PROBLEM TO WORK ON >> Scan the entries below. List each line with "أكثر".

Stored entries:
□ □ □

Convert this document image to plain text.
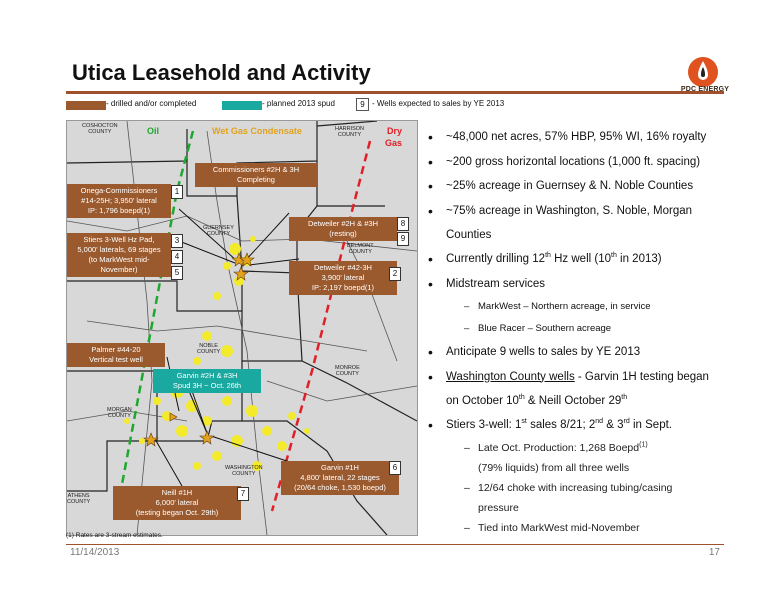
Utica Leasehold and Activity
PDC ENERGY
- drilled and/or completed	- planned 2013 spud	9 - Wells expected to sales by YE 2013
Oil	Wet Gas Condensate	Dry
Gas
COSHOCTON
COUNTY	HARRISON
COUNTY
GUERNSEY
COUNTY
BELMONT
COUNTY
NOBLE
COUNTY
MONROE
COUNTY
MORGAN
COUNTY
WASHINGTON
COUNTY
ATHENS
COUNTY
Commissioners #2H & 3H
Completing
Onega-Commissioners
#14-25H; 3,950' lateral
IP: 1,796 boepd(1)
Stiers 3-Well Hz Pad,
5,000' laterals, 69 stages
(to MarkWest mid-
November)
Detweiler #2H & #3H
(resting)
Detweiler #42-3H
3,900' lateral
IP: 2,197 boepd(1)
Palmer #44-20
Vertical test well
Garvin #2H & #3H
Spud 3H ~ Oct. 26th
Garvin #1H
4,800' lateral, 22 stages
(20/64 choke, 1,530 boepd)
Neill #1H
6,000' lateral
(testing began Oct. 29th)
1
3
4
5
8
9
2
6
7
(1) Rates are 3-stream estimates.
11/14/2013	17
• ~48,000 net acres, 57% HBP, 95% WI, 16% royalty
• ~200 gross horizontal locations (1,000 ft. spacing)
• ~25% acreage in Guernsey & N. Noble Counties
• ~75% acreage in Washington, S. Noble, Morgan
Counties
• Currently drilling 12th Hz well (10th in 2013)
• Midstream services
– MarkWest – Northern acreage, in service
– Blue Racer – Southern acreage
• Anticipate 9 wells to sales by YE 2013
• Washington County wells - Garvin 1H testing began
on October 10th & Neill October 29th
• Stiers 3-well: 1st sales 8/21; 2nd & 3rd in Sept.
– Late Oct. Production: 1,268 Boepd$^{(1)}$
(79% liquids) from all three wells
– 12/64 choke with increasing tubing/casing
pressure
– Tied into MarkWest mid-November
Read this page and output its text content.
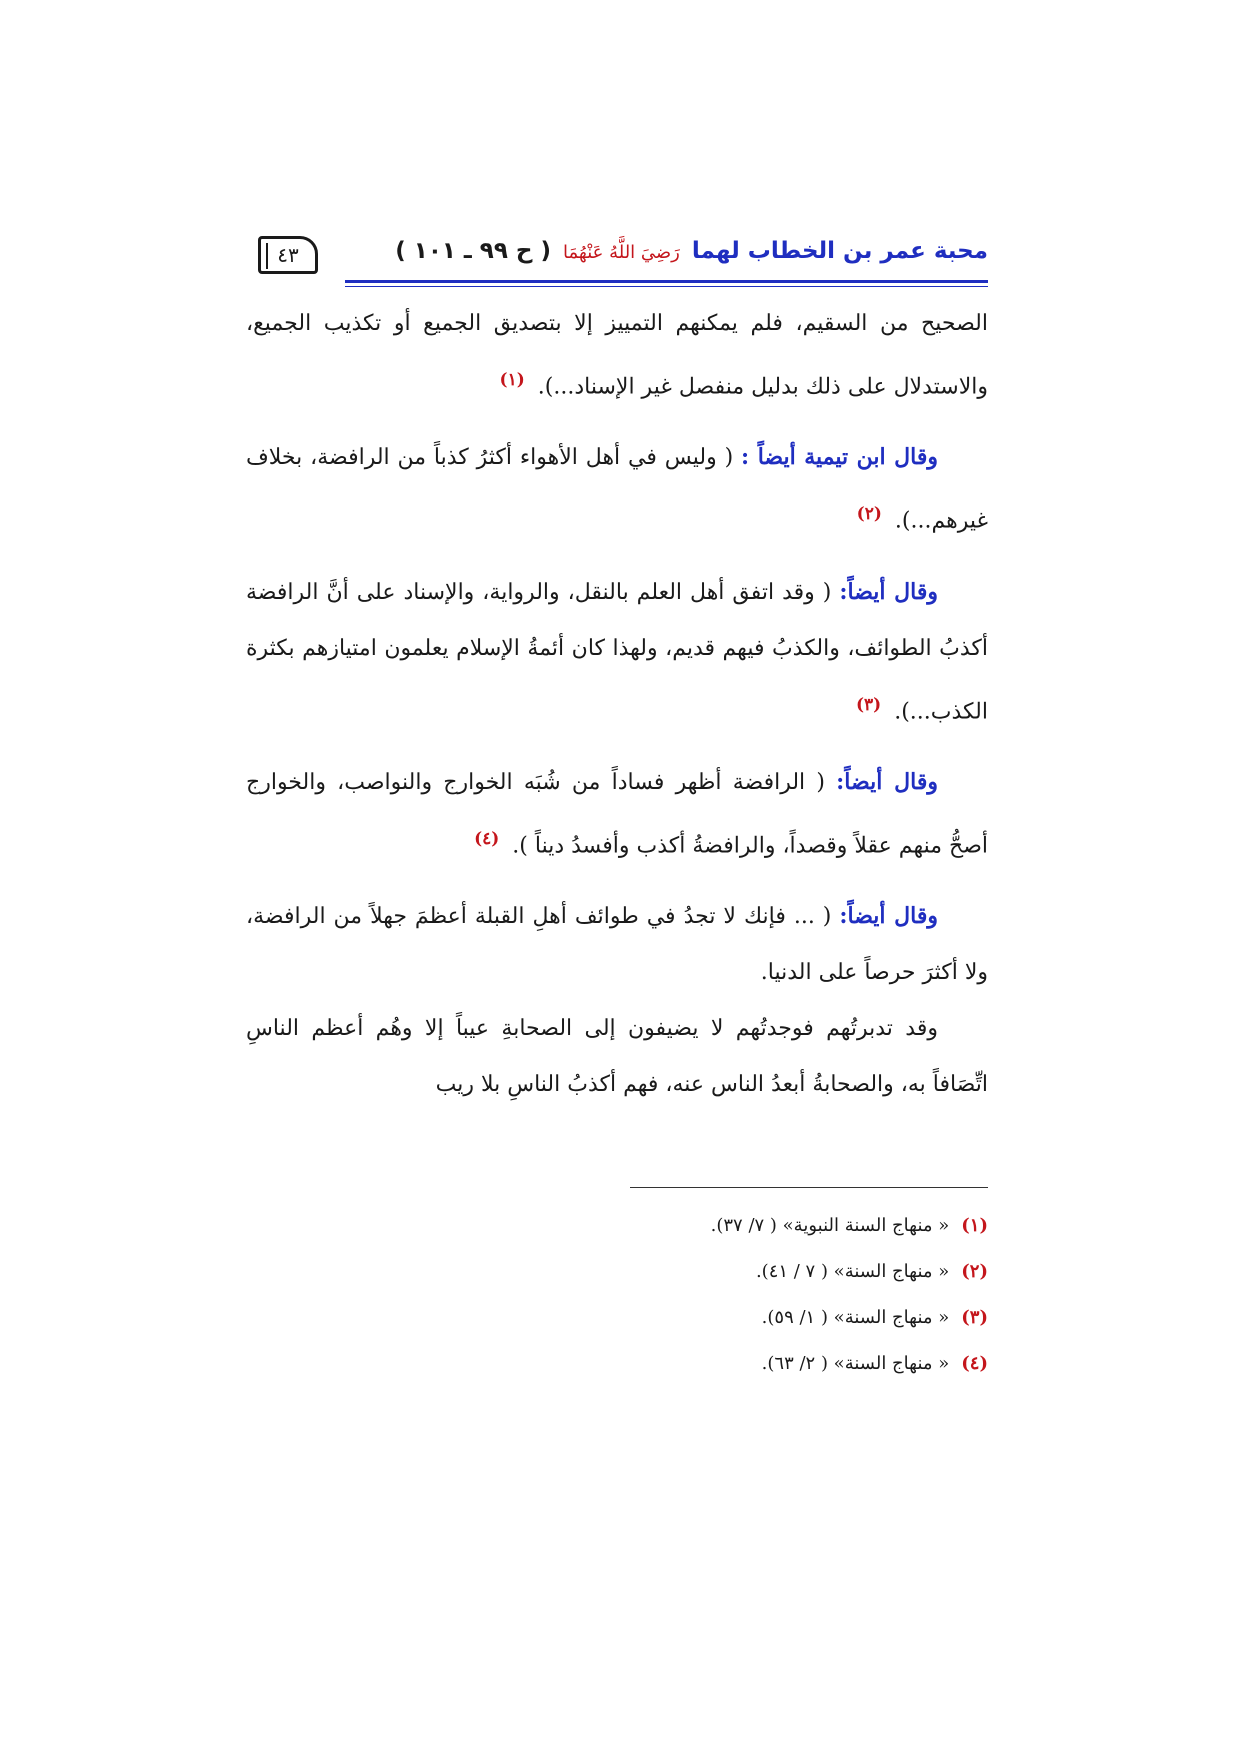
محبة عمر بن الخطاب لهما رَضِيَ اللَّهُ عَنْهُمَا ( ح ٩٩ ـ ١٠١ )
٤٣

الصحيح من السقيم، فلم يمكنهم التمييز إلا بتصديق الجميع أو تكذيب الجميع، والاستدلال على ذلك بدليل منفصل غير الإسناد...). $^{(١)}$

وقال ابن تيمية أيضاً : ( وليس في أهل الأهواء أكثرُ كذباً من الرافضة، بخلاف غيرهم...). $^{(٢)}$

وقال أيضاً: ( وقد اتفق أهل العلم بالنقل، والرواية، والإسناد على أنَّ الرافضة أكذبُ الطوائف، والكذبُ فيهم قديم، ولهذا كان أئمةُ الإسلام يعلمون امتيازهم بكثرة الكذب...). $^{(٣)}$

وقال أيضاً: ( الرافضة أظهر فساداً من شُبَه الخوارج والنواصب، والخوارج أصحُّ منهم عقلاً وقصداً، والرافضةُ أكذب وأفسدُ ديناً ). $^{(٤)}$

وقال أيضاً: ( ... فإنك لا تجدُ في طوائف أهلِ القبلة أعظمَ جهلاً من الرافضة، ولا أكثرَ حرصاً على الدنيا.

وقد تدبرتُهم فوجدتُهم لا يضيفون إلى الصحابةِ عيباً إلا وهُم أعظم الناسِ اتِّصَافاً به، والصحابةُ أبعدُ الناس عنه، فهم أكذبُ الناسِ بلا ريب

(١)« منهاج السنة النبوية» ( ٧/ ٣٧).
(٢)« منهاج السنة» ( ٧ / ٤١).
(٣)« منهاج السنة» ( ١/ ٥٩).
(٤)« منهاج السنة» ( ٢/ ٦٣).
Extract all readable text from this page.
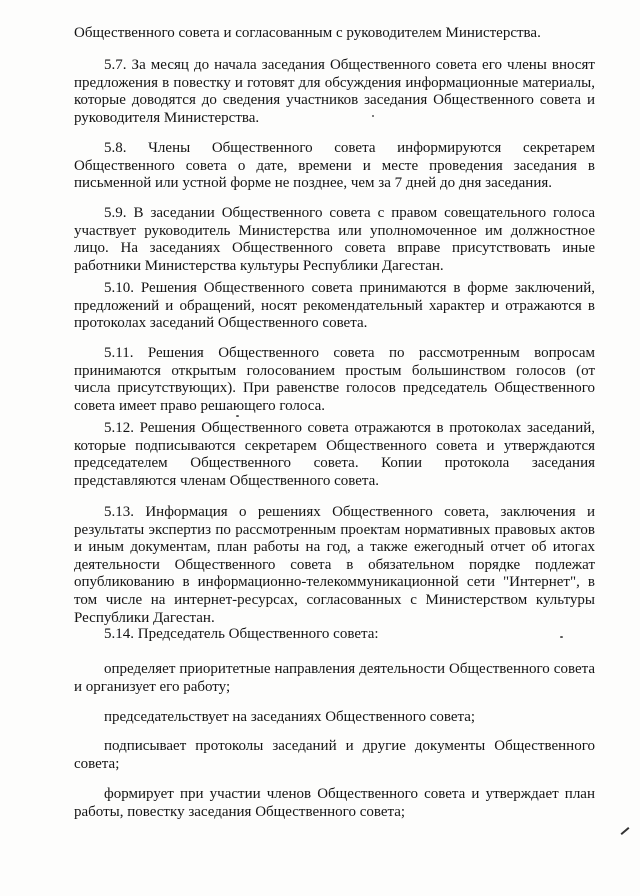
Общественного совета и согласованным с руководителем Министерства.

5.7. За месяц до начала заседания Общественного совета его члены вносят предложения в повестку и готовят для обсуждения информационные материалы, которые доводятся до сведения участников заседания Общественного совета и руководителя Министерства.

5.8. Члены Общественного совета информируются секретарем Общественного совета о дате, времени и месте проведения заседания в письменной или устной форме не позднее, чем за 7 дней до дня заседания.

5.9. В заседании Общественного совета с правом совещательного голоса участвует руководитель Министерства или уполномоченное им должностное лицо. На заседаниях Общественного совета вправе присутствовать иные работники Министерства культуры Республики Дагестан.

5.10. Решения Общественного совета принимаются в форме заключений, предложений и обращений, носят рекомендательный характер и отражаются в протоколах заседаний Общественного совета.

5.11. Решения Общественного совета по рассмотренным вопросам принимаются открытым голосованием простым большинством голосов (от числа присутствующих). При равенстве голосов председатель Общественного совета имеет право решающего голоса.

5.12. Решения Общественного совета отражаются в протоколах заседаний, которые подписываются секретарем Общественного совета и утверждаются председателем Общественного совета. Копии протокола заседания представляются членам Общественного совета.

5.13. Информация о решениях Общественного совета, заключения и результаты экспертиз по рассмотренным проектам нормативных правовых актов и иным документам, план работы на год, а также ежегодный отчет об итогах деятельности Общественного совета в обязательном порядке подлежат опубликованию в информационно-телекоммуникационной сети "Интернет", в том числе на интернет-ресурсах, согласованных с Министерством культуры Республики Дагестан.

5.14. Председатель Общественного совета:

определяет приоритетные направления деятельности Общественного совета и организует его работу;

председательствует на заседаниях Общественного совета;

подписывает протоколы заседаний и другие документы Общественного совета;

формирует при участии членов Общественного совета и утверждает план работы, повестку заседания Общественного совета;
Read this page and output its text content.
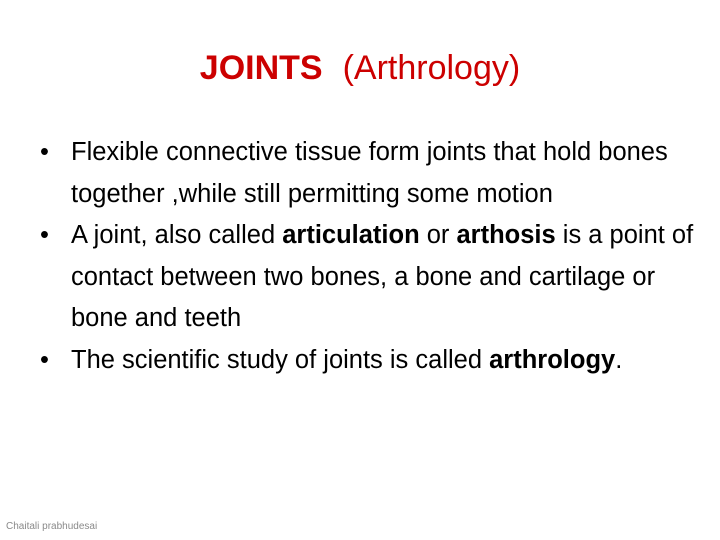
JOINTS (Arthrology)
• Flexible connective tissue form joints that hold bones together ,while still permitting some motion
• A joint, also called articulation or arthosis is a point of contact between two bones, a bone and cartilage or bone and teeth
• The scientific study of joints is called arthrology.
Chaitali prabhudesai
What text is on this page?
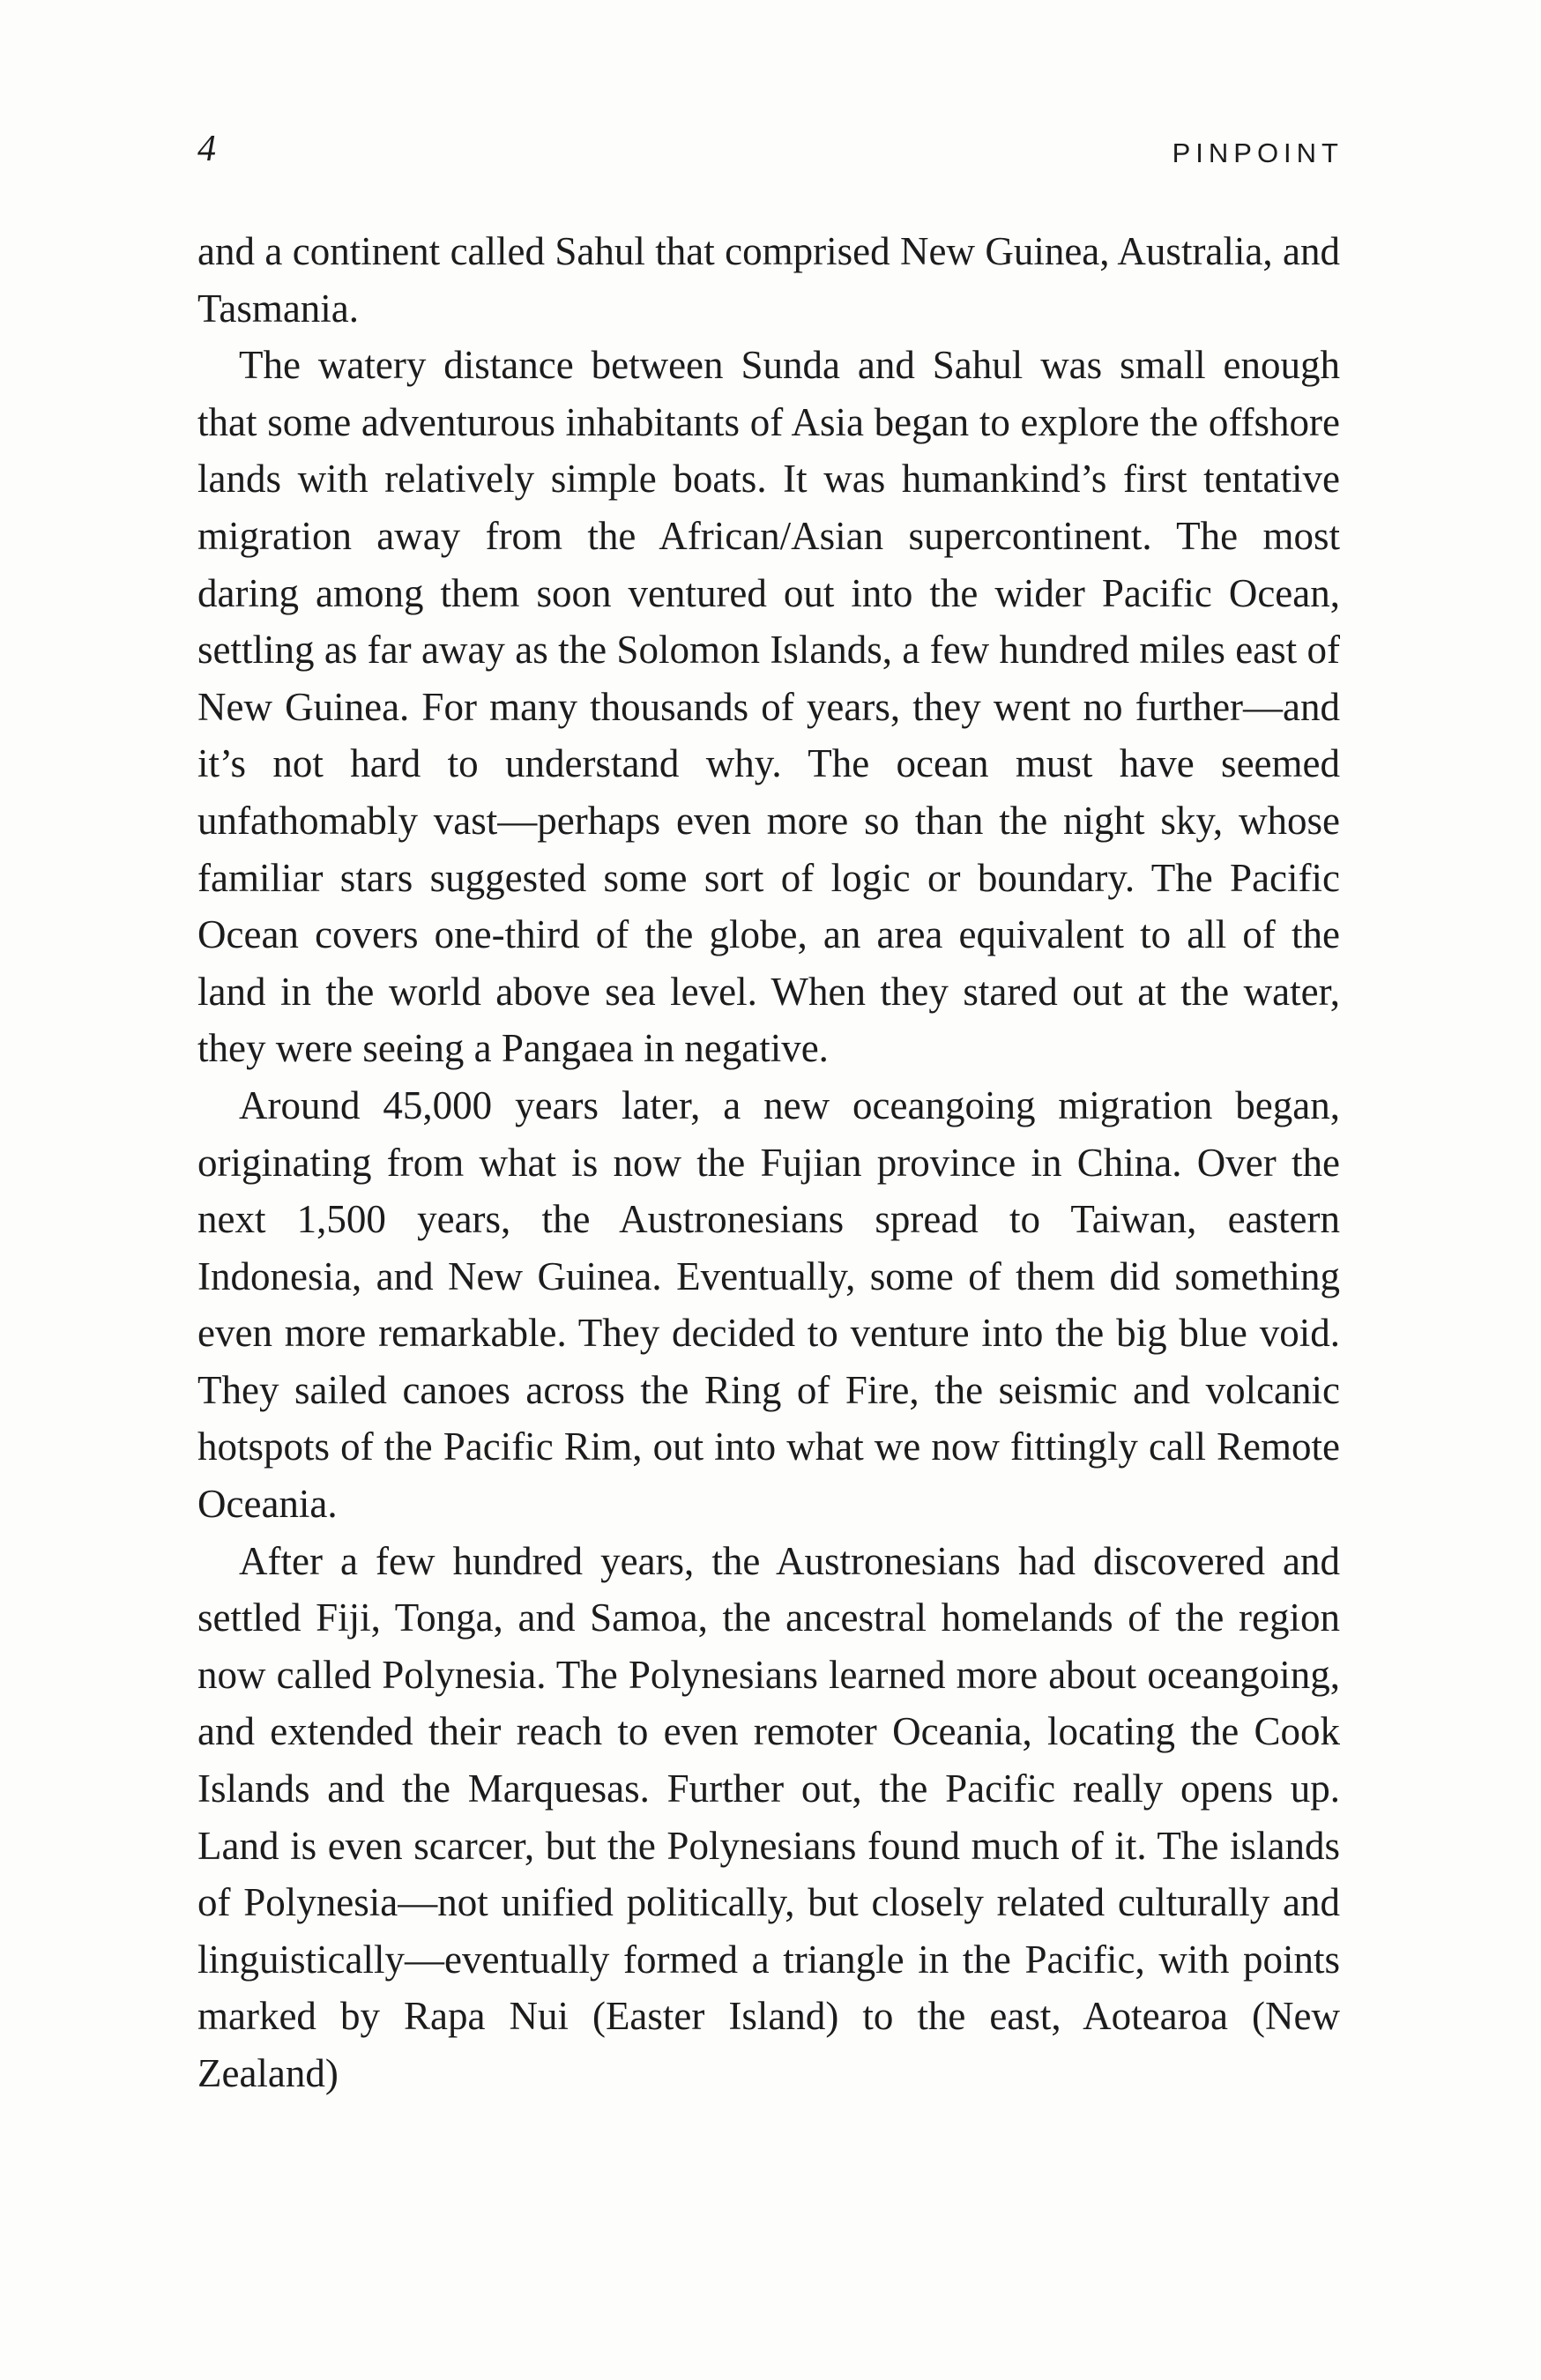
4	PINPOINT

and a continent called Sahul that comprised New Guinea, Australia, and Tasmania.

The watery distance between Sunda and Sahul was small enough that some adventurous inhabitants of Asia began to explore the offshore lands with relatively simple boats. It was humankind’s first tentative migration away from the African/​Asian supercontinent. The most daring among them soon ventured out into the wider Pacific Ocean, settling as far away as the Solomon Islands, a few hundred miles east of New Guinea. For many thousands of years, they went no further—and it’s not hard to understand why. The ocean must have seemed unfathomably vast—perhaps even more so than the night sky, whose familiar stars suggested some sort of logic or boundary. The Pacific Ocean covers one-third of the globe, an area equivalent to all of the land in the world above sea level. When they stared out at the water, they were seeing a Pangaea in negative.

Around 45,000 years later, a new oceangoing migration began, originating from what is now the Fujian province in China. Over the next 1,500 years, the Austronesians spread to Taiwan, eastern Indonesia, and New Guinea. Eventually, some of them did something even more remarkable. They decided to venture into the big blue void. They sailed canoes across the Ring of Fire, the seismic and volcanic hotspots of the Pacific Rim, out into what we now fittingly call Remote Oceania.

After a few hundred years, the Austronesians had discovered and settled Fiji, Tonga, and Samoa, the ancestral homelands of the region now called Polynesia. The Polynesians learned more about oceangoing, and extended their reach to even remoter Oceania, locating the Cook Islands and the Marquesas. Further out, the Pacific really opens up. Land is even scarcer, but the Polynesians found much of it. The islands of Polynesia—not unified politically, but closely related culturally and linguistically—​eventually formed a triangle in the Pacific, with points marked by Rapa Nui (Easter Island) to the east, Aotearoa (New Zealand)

□ □ □

WRITTEN SOLUTION >>
وقال ابن تيمية أيضاً : ( وليس في أهل الأهواء أكثرُ كذباً من الرافضة، بخلاف غيرهم...). $^{(٢)}$
وقال أيضاً: ( ... فإنك لا تجدُ في طوائف أهلِ القبلة أعظمَ جهلاً من الرافضة، ولا أكثرَ حرصاً على الدنيا.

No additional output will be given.